Exercise prompt — Reproduce the complete listing without any deviation.

Data listing —
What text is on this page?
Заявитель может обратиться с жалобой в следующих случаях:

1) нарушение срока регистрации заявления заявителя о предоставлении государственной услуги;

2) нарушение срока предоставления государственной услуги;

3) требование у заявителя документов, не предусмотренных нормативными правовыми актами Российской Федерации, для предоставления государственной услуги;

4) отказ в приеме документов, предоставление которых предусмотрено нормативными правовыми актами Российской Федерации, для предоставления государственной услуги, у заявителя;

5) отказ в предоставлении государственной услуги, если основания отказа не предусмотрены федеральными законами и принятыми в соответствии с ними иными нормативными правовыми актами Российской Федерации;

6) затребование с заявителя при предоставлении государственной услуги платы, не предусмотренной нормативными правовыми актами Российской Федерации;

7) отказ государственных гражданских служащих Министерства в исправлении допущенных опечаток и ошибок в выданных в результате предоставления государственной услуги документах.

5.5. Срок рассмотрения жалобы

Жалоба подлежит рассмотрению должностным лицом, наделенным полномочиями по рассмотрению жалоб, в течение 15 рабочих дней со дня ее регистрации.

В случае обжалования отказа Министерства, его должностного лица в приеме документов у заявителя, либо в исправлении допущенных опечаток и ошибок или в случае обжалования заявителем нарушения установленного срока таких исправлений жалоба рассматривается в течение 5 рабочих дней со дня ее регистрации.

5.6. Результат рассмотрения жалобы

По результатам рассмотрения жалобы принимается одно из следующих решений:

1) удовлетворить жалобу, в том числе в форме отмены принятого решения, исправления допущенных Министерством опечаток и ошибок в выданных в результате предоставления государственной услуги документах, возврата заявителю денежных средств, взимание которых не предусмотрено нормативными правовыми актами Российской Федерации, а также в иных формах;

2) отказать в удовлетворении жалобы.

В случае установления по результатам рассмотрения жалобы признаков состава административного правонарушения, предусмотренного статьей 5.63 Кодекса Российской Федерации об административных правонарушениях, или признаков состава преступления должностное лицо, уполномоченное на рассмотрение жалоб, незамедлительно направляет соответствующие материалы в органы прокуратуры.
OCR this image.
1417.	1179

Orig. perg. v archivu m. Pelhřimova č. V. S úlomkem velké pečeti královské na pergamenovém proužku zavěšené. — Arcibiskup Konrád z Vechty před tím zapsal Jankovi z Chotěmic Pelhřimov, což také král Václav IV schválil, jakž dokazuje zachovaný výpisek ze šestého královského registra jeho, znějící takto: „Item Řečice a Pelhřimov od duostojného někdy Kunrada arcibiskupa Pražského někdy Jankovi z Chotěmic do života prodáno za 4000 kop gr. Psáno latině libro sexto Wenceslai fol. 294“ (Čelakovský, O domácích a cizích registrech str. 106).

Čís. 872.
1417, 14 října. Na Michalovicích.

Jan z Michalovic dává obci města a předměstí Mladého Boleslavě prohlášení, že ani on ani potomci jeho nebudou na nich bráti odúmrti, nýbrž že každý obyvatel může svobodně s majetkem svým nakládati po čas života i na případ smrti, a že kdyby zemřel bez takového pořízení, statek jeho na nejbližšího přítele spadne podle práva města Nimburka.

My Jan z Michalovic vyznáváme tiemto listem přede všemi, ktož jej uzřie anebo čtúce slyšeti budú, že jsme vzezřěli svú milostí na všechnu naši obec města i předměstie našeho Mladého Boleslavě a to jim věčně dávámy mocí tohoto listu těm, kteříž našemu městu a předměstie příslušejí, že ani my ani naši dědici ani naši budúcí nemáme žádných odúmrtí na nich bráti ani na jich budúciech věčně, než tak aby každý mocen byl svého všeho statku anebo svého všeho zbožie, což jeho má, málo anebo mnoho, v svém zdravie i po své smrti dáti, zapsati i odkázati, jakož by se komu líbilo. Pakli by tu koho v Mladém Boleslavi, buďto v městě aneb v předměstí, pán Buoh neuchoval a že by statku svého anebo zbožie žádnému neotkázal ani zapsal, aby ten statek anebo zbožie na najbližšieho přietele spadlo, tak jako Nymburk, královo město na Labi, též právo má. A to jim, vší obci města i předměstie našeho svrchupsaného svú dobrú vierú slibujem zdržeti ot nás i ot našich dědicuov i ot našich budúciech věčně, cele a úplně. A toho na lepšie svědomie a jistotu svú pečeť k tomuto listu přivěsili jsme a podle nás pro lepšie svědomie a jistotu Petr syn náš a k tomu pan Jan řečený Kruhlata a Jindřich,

Written solution —
What text is on this page?
Заявитель может обратиться с жалобой в следующих случаях:

1) нарушение срока регистрации заявления заявителя о предоставлении государственной услуги;

2) нарушение срока предоставления государственной услуги;

3) требование у заявителя документов, не предусмотренных нормативными правовыми актами Российской Федерации, для предоставления государственной услуги;

4) отказ в приеме документов, предоставление которых предусмотрено нормативными правовыми актами Российской Федерации, для предоставления государственной услуги, у заявителя;

5) отказ в предоставлении государственной услуги, если основания отказа не предусмотрены федеральными законами и принятыми в соответствии с ними иными нормативными правовыми актами Российской Федерации;

6) затребование с заявителя при предоставлении государственной услуги платы, не предусмотренной нормативными правовыми актами Российской Федерации;

7) отказ государственных гражданских служащих Министерства в исправлении допущенных опечаток и ошибок в выданных в результате предоставления государственной услуги документах.

5.5. Срок рассмотрения жалобы

Жалоба подлежит рассмотрению должностным лицом, наделенным полномочиями по рассмотрению жалоб, в течение 15 рабочих дней со дня ее регистрации.

В случае обжалования отказа Министерства, его должностного лица в приеме документов у заявителя, либо в исправлении допущенных опечаток и ошибок или в случае обжалования заявителем нарушения установленного срока таких исправлений жалоба рассматривается в течение 5 рабочих дней со дня ее регистрации.

5.6. Результат рассмотрения жалобы

По результатам рассмотрения жалобы принимается одно из следующих решений:

1) удовлетворить жалобу, в том числе в форме отмены принятого решения, исправления допущенных Министерством опечаток и ошибок в выданных в результате предоставления государственной услуги документах, возврата заявителю денежных средств, взимание которых не предусмотрено нормативными правовыми актами Российской Федерации, а также в иных формах;

2) отказать в удовлетворении жалобы.

В случае установления по результатам рассмотрения жалобы признаков состава административного правонарушения, предусмотренного статьей 5.63 Кодекса Российской Федерации об административных правонарушениях, или признаков состава преступления должностное лицо, уполномоченное на рассмотрение жалоб, незамедлительно направляет соответствующие материалы в органы прокуратуры.
OCR this image.
1417.	1179

Orig. perg. v archivu m. Pelhřimova č. V. S úlomkem velké pečeti královské na pergamenovém proužku zavěšené. — Arcibiskup Konrád z Vechty před tím zapsal Jankovi z Chotěmic Pelhřimov, což také král Václav IV schválil, jakž dokazuje zachovaný výpisek ze šestého královského registra jeho, znějící takto: „Item Řečice a Pelhřimov od duostojného někdy Kunrada arcibiskupa Pražského někdy Jankovi z Chotěmic do života prodáno za 4000 kop gr. Psáno latině libro sexto Wenceslai fol. 294“ (Čelakovský, O domácích a cizích registrech str. 106).

Čís. 872.
1417, 14 října. Na Michalovicích.

Jan z Michalovic dává obci města a předměstí Mladého Boleslavě prohlášení, že ani on ani potomci jeho nebudou na nich bráti odúmrti, nýbrž že každý obyvatel může svobodně s majetkem svým nakládati po čas života i na případ smrti, a že kdyby zemřel bez takového pořízení, statek jeho na nejbližšího přítele spadne podle práva města Nimburka.

My Jan z Michalovic vyznáváme tiemto listem přede všemi, ktož jej uzřie anebo čtúce slyšeti budú, že jsme vzezřěli svú milostí na všechnu naši obec města i předměstie našeho Mladého Boleslavě a to jim věčně dávámy mocí tohoto listu těm, kteříž našemu městu a předměstie příslušejí, že ani my ani naši dědici ani naši budúcí nemáme žádných odúmrtí na nich bráti ani na jich budúciech věčně, než tak aby každý mocen byl svého všeho statku anebo svého všeho zbožie, což jeho má, málo anebo mnoho, v svém zdravie i po své smrti dáti, zapsati i odkázati, jakož by se komu líbilo. Pakli by tu koho v Mladém Boleslavi, buďto v městě aneb v předměstí, pán Buoh neuchoval a že by statku svého anebo zbožie žádnému neotkázal ani zapsal, aby ten statek anebo zbožie na najbližšieho přietele spadlo, tak jako Nymburk, královo město na Labi, též právo má. A to jim, vší obci města i předměstie našeho svrchupsaného svú dobrú vierú slibujem zdržeti ot nás i ot našich dědicuov i ot našich budúciech věčně, cele a úplně. A toho na lepšie svědomie a jistotu svú pečeť k tomuto listu přivěsili jsme a podle nás pro lepšie svědomie a jistotu Petr syn náš a k tomu pan Jan řečený Kruhlata a Jindřich,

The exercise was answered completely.